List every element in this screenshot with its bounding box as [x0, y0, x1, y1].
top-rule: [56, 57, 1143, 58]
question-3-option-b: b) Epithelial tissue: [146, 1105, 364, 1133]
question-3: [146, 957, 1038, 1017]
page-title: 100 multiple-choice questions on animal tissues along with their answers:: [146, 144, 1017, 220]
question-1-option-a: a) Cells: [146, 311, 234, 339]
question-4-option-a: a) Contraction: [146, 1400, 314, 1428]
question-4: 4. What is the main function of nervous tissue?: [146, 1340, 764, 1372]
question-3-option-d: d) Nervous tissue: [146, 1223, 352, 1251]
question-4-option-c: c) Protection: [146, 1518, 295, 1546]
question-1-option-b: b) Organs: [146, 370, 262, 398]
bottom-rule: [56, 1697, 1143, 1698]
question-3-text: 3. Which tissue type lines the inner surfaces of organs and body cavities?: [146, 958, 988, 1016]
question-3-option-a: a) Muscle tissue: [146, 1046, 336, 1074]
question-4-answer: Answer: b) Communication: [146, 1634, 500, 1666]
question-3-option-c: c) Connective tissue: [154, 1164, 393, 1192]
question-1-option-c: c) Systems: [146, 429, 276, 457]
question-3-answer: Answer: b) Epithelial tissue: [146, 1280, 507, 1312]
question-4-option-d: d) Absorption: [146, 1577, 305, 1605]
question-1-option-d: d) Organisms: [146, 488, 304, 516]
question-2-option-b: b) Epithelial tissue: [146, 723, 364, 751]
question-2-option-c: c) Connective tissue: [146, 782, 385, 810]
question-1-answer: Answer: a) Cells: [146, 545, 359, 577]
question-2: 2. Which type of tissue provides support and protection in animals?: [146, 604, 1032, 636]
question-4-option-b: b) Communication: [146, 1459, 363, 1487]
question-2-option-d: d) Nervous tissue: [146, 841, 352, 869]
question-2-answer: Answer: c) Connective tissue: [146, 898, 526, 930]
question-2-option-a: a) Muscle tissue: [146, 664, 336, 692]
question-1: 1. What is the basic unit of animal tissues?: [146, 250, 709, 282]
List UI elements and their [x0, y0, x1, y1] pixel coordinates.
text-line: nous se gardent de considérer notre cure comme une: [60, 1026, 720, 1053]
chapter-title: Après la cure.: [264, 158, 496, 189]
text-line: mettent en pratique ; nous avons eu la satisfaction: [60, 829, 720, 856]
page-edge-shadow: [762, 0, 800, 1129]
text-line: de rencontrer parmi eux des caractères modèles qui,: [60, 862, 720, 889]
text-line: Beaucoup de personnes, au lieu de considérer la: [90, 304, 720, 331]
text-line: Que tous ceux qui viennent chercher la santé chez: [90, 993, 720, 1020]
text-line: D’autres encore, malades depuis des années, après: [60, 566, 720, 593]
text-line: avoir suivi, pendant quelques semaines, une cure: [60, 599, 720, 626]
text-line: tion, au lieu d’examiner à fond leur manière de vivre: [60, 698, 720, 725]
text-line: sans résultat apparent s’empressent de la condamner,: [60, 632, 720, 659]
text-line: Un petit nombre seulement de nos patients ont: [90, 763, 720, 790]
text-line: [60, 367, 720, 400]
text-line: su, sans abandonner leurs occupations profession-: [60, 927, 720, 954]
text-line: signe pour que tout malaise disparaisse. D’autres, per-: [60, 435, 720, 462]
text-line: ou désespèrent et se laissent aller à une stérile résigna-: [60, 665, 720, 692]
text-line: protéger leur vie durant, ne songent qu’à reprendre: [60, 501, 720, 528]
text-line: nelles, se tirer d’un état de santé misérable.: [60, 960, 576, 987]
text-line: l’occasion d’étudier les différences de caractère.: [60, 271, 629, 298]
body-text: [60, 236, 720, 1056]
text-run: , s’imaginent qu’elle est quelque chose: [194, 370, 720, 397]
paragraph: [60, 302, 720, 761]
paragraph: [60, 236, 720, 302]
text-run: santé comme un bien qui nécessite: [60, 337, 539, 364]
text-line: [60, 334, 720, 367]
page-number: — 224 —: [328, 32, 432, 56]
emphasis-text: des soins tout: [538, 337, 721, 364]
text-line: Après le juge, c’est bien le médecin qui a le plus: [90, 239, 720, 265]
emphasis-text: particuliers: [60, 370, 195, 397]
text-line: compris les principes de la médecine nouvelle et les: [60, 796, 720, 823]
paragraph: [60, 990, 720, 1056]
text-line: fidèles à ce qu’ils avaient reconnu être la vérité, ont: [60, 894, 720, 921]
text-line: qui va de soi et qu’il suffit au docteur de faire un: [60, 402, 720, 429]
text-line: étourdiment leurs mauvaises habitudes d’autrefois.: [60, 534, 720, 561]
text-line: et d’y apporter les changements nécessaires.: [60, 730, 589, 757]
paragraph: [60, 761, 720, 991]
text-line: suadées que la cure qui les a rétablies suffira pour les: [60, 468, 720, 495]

#### PROBLEM DESCRIPTION:
For each line above that contains "Which", make a copy.

#### EXPECTED OUTPUT:
question-3-text: 3. Which tissue type lines the inner surfaces of organs and body cavities?: [146, 958, 988, 1016]
question-2: 2. Which type of tissue provides support and protection in animals?: [146, 604, 1032, 636]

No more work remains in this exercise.